WHAT YOU SHOULD DO >> Every line of the data that contains the string "sulle" must be copied.
+-------+
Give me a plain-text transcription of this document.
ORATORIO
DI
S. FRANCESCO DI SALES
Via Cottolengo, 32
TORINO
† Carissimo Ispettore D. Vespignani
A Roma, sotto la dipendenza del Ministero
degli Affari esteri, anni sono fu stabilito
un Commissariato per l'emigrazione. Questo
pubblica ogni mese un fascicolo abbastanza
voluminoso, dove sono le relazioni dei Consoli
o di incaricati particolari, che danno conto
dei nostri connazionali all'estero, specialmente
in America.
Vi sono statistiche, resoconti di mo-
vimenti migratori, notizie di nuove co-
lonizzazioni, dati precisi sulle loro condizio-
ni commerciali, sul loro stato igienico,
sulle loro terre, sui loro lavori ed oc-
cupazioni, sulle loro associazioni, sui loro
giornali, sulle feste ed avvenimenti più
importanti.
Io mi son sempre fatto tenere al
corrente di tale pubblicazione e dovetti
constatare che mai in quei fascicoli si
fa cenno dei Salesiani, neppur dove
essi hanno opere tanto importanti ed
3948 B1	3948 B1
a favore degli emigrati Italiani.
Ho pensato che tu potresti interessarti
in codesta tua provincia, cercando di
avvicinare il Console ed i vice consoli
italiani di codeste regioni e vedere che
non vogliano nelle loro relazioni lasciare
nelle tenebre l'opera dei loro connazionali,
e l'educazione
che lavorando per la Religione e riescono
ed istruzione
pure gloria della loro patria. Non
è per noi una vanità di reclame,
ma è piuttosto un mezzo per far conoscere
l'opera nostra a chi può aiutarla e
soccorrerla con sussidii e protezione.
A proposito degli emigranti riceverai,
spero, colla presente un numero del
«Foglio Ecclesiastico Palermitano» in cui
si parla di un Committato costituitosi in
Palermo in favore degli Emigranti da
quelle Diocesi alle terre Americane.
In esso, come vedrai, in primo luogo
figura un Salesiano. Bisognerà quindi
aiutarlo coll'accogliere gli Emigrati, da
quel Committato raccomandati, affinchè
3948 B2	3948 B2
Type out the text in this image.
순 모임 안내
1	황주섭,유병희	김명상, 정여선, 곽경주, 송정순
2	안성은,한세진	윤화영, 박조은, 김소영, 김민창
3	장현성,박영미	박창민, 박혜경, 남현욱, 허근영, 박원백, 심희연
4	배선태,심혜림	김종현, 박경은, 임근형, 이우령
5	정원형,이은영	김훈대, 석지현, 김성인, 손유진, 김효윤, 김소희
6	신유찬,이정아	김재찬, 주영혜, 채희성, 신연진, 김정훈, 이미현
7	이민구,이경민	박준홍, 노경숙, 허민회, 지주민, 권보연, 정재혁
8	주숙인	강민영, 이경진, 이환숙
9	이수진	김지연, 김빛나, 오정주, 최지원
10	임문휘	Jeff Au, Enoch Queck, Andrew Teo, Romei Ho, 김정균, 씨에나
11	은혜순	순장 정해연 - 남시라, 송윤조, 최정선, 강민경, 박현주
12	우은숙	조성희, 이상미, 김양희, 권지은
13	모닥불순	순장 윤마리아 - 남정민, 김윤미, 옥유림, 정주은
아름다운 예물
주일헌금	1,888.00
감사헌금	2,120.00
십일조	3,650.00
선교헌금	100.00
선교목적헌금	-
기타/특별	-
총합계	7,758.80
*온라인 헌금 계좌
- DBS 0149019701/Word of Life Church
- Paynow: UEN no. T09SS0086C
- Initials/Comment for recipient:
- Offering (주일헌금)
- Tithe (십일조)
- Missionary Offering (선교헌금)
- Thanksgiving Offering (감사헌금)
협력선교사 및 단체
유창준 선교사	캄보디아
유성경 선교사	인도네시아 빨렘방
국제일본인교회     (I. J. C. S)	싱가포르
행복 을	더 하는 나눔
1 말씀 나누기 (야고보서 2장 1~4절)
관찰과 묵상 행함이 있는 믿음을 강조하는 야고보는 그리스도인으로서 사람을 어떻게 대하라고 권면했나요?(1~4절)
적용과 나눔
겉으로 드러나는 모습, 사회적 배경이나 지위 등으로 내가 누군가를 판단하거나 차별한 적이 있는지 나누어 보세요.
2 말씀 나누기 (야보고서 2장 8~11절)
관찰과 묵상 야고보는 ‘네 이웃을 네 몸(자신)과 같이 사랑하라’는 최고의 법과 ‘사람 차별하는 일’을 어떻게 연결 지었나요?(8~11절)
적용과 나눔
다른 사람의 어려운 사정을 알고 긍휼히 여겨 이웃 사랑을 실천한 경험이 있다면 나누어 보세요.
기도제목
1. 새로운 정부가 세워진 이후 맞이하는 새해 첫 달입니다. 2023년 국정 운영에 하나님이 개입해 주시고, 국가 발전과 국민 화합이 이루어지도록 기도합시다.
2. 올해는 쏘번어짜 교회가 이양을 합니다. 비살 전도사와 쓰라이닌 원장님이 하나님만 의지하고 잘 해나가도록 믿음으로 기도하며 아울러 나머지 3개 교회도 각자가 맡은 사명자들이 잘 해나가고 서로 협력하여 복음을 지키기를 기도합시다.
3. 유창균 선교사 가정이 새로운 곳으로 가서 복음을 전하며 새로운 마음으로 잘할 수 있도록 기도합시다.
+-------+
SOLUTION FOR THIS EXERCISE >>
lonizzazioni, dati precisi sulle loro condizio-
sulle loro terre, sui loro lavori ed oc-
cupazioni, sulle loro associazioni, sui loro
giornali, sulle feste ed avvenimenti più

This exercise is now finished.